## start TASK INPUTS
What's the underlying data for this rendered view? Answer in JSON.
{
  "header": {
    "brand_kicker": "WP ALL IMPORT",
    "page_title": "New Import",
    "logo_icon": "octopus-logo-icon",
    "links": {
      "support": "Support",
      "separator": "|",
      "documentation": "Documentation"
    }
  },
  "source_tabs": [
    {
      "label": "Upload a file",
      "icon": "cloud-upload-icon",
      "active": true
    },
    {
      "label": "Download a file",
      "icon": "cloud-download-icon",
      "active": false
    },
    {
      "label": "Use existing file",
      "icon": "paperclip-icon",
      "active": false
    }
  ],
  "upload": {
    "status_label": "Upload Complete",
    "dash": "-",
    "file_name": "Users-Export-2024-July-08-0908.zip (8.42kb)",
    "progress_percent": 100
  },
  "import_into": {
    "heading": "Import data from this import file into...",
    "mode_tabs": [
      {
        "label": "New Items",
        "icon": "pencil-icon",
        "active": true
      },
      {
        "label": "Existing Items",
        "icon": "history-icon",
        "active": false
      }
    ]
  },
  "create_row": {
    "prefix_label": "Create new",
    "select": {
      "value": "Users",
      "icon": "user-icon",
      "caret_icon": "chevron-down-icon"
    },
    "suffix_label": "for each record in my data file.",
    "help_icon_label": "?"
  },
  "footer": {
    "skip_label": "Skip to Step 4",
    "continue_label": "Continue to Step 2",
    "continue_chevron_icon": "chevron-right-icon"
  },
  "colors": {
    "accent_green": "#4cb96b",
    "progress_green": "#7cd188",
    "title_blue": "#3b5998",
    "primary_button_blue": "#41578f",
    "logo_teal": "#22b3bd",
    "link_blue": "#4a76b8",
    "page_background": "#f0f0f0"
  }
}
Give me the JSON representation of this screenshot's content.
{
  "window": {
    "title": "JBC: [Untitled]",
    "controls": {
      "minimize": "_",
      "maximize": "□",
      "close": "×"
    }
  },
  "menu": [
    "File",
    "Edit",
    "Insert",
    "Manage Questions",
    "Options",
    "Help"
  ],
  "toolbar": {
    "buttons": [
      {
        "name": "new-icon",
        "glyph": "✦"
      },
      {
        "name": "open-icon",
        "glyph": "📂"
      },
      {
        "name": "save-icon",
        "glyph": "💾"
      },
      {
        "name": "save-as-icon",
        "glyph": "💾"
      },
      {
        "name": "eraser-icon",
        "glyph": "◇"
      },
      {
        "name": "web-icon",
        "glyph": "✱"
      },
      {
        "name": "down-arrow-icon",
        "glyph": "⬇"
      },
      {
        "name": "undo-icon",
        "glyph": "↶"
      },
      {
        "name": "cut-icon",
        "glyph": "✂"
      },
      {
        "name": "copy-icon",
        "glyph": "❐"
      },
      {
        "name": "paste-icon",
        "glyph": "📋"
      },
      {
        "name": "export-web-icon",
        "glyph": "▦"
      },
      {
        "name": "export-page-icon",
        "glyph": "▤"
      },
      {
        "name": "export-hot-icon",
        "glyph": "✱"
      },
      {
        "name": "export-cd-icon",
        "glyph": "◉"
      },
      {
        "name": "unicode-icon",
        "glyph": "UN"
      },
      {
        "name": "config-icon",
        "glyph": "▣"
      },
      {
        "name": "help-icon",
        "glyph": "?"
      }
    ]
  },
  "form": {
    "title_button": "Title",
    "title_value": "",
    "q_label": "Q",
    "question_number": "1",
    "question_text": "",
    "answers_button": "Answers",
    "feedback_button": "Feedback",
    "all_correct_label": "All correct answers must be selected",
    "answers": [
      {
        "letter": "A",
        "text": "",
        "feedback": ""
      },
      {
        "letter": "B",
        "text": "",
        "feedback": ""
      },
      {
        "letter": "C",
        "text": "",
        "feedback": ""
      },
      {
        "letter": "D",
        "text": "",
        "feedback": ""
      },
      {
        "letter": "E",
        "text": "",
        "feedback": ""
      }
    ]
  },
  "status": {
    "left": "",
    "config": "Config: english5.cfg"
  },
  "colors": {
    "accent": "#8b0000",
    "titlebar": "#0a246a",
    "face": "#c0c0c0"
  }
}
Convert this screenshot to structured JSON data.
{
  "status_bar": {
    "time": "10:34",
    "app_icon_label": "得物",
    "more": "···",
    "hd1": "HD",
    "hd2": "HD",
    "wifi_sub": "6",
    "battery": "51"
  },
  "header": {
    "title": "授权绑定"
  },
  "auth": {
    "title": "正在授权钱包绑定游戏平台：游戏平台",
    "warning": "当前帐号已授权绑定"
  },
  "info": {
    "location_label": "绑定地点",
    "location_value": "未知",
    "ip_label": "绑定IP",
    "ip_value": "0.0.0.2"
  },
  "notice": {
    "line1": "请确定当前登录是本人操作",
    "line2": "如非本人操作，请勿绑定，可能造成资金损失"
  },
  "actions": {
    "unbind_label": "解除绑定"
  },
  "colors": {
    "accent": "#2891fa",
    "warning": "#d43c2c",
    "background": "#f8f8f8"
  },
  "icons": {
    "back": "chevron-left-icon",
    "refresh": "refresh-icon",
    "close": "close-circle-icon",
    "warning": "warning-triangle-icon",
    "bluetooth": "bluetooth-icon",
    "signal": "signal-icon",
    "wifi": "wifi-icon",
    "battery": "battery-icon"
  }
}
## end TASK INPUTS
Copy every line verbatim.

What's the underlying data for this rendered view? Answer in JSON.
{
  "header": {
    "brand_kicker": "WP ALL IMPORT",
    "page_title": "New Import",
    "logo_icon": "octopus-logo-icon",
    "links": {
      "support": "Support",
      "separator": "|",
      "documentation": "Documentation"
    }
  },
  "source_tabs": [
    {
      "label": "Upload a file",
      "icon": "cloud-upload-icon",
      "active": true
    },
    {
      "label": "Download a file",
      "icon": "cloud-download-icon",
      "active": false
    },
    {
      "label": "Use existing file",
      "icon": "paperclip-icon",
      "active": false
    }
  ],
  "upload": {
    "status_label": "Upload Complete",
    "dash": "-",
    "file_name": "Users-Export-2024-July-08-0908.zip (8.42kb)",
    "progress_percent": 100
  },
  "import_into": {
    "heading": "Import data from this import file into...",
    "mode_tabs": [
      {
        "label": "New Items",
        "icon": "pencil-icon",
        "active": true
      },
      {
        "label": "Existing Items",
        "icon": "history-icon",
        "active": false
      }
    ]
  },
  "create_row": {
    "prefix_label": "Create new",
    "select": {
      "value": "Users",
      "icon": "user-icon",
      "caret_icon": "chevron-down-icon"
    },
    "suffix_label": "for each record in my data file.",
    "help_icon_label": "?"
  },
  "footer": {
    "skip_label": "Skip to Step 4",
    "continue_label": "Continue to Step 2",
    "continue_chevron_icon": "chevron-right-icon"
  },
  "colors": {
    "accent_green": "#4cb96b",
    "progress_green": "#7cd188",
    "title_blue": "#3b5998",
    "primary_button_blue": "#41578f",
    "logo_teal": "#22b3bd",
    "link_blue": "#4a76b8",
    "page_background": "#f0f0f0"
  }
}
Give me the JSON representation of this screenshot's content.
{
  "window": {
    "title": "JBC: [Untitled]",
    "controls": {
      "minimize": "_",
      "maximize": "□",
      "close": "×"
    }
  },
  "menu": [
    "File",
    "Edit",
    "Insert",
    "Manage Questions",
    "Options",
    "Help"
  ],
  "toolbar": {
    "buttons": [
      {
        "name": "new-icon",
        "glyph": "✦"
      },
      {
        "name": "open-icon",
        "glyph": "📂"
      },
      {
        "name": "save-icon",
        "glyph": "💾"
      },
      {
        "name": "save-as-icon",
        "glyph": "💾"
      },
      {
        "name": "eraser-icon",
        "glyph": "◇"
      },
      {
        "name": "web-icon",
        "glyph": "✱"
      },
      {
        "name": "down-arrow-icon",
        "glyph": "⬇"
      },
      {
        "name": "undo-icon",
        "glyph": "↶"
      },
      {
        "name": "cut-icon",
        "glyph": "✂"
      },
      {
        "name": "copy-icon",
        "glyph": "❐"
      },
      {
        "name": "paste-icon",
        "glyph": "📋"
      },
      {
        "name": "export-web-icon",
        "glyph": "▦"
      },
      {
        "name": "export-page-icon",
        "glyph": "▤"
      },
      {
        "name": "export-hot-icon",
        "glyph": "✱"
      },
      {
        "name": "export-cd-icon",
        "glyph": "◉"
      },
      {
        "name": "unicode-icon",
        "glyph": "UN"
      },
      {
        "name": "config-icon",
        "glyph": "▣"
      },
      {
        "name": "help-icon",
        "glyph": "?"
      }
    ]
  },
  "form": {
    "title_button": "Title",
    "title_value": "",
    "q_label": "Q",
    "question_number": "1",
    "question_text": "",
    "answers_button": "Answers",
    "feedback_button": "Feedback",
    "all_correct_label": "All correct answers must be selected",
    "answers": [
      {
        "letter": "A",
        "text": "",
        "feedback": ""
      },
      {
        "letter": "B",
        "text": "",
        "feedback": ""
      },
      {
        "letter": "C",
        "text": "",
        "feedback": ""
      },
      {
        "letter": "D",
        "text": "",
        "feedback": ""
      },
      {
        "letter": "E",
        "text": "",
        "feedback": ""
      }
    ]
  },
  "status": {
    "left": "",
    "config": "Config: english5.cfg"
  },
  "colors": {
    "accent": "#8b0000",
    "titlebar": "#0a246a",
    "face": "#c0c0c0"
  }
}
Convert this screenshot to structured JSON data.
{
  "status_bar": {
    "time": "10:34",
    "app_icon_label": "得物",
    "more": "···",
    "hd1": "HD",
    "hd2": "HD",
    "wifi_sub": "6",
    "battery": "51"
  },
  "header": {
    "title": "授权绑定"
  },
  "auth": {
    "title": "正在授权钱包绑定游戏平台：游戏平台",
    "warning": "当前帐号已授权绑定"
  },
  "info": {
    "location_label": "绑定地点",
    "location_value": "未知",
    "ip_label": "绑定IP",
    "ip_value": "0.0.0.2"
  },
  "notice": {
    "line1": "请确定当前登录是本人操作",
    "line2": "如非本人操作，请勿绑定，可能造成资金损失"
  },
  "actions": {
    "unbind_label": "解除绑定"
  },
  "colors": {
    "accent": "#2891fa",
    "warning": "#d43c2c",
    "background": "#f8f8f8"
  },
  "icons": {
    "back": "chevron-left-icon",
    "refresh": "refresh-icon",
    "close": "close-circle-icon",
    "warning": "warning-triangle-icon",
    "bluetooth": "bluetooth-icon",
    "signal": "signal-icon",
    "wifi": "wifi-icon",
    "battery": "battery-icon"
  }
}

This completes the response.